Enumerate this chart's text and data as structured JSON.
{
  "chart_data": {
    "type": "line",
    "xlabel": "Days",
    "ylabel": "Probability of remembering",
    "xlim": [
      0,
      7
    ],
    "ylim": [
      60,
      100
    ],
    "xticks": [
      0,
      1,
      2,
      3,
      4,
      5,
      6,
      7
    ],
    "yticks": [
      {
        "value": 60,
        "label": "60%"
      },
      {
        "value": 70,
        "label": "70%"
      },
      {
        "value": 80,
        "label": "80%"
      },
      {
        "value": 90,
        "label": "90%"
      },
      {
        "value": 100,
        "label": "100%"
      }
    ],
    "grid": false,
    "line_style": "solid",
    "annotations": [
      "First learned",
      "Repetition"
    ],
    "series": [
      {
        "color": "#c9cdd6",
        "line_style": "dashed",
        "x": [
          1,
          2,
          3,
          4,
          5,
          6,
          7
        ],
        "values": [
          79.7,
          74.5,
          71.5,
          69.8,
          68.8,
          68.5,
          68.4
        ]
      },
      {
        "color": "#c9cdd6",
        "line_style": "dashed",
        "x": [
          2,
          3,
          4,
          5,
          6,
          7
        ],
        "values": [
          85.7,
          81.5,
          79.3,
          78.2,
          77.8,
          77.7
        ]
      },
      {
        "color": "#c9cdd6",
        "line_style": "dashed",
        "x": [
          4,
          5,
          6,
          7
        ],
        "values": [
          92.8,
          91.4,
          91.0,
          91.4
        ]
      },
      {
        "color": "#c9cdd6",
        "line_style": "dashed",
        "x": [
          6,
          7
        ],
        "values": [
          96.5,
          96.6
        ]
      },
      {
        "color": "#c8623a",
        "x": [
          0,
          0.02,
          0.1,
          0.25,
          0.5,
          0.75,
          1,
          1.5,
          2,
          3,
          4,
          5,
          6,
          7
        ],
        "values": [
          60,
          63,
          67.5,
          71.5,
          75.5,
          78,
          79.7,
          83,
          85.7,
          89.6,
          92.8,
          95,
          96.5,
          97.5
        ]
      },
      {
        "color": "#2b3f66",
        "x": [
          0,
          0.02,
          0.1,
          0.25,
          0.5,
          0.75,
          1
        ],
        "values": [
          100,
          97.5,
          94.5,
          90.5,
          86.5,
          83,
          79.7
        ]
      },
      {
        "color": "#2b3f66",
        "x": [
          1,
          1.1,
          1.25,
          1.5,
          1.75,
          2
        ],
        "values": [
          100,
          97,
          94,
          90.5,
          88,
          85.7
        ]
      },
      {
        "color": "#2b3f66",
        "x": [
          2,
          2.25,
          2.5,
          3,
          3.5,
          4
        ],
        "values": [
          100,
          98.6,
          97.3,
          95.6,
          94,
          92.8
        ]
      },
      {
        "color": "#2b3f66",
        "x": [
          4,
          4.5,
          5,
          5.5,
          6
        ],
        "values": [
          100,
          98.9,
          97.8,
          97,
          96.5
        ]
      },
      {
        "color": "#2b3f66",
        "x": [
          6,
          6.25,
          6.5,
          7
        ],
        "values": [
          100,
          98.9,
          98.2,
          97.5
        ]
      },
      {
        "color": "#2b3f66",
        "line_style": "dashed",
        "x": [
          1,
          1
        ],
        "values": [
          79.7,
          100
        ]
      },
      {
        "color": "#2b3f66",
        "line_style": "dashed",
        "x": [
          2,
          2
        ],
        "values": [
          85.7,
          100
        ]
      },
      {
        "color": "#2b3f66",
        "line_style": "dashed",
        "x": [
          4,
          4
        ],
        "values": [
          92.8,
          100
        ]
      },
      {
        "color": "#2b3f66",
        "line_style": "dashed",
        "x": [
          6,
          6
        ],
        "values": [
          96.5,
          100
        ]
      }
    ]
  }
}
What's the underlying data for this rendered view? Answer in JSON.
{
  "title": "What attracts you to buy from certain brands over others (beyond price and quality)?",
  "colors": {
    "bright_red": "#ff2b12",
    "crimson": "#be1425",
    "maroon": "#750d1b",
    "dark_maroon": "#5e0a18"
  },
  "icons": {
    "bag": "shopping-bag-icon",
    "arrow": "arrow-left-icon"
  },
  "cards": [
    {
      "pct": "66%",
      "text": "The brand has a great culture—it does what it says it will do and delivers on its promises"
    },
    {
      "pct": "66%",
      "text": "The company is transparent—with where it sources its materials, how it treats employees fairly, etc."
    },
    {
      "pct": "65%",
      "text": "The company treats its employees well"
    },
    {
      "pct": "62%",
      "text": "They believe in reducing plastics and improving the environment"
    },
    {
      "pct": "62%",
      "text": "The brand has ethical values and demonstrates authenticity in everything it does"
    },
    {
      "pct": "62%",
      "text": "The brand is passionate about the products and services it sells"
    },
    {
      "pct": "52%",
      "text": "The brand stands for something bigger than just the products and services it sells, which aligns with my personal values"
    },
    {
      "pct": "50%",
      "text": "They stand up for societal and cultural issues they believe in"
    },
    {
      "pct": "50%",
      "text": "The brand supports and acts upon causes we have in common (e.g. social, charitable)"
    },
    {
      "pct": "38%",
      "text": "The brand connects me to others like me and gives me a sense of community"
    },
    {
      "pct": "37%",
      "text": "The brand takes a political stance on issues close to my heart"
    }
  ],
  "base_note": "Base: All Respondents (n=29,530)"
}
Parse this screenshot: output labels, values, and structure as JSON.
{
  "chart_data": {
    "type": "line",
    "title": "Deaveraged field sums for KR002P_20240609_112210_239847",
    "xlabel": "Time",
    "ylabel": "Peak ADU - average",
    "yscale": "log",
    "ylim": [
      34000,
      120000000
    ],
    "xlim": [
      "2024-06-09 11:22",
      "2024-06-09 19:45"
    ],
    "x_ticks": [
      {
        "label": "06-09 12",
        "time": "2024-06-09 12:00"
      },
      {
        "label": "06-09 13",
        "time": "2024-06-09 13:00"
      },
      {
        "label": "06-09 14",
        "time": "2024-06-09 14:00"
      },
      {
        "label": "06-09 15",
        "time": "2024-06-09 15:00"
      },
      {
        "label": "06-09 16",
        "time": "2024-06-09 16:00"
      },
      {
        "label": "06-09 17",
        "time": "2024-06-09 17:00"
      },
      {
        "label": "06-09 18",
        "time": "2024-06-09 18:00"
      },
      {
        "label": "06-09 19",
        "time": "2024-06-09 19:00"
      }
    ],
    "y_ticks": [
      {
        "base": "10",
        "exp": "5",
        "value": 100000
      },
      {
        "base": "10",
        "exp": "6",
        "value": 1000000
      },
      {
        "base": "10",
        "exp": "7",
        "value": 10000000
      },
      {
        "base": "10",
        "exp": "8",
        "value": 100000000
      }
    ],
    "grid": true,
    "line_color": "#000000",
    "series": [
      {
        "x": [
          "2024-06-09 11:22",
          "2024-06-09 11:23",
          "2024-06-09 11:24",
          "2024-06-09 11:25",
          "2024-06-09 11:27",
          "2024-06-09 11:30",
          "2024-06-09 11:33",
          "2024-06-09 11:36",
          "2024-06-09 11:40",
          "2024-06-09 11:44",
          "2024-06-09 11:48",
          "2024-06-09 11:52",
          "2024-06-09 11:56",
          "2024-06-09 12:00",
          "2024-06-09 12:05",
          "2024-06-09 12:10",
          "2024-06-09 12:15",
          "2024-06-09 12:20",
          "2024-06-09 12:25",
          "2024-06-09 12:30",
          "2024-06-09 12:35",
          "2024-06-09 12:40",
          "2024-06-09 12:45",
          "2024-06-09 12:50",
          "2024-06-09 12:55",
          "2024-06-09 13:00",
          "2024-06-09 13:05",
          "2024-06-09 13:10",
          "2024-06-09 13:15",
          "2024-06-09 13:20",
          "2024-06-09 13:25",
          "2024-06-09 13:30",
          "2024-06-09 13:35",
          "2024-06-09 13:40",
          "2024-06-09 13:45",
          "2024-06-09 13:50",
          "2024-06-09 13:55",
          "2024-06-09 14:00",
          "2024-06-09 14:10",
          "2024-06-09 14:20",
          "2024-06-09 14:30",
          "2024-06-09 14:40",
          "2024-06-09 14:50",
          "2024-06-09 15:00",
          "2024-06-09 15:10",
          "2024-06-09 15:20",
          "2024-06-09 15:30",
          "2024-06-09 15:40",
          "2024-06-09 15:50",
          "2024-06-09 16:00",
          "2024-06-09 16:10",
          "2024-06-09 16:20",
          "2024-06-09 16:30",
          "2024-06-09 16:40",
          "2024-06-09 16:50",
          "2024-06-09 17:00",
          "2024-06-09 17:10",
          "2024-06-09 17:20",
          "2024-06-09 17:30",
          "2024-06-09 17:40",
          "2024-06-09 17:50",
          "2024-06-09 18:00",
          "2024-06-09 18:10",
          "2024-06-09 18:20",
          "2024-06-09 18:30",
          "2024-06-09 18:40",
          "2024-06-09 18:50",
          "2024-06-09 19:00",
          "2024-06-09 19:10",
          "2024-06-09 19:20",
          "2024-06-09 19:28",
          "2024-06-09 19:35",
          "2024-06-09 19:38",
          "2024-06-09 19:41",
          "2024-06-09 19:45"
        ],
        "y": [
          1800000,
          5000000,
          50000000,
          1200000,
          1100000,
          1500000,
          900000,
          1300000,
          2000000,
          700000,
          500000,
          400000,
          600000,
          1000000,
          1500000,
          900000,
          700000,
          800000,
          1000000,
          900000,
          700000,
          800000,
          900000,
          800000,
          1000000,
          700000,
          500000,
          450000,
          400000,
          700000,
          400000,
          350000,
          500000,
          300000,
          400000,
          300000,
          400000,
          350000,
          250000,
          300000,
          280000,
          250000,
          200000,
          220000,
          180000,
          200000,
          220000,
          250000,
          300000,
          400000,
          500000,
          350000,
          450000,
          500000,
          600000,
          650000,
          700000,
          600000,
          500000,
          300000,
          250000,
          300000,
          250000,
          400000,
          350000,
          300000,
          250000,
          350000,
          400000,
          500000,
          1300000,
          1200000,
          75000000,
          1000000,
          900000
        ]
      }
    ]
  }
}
══════════════════════════════
What to work on → Check the data for the word "with" and pull out the lines that have it.

Response to this task →
      "text": "The company is transparent—with where it sources its materials, how it treats employees fairly, etc."
      "text": "The brand stands for something bigger than just the products and services it sells, which aligns with my personal values"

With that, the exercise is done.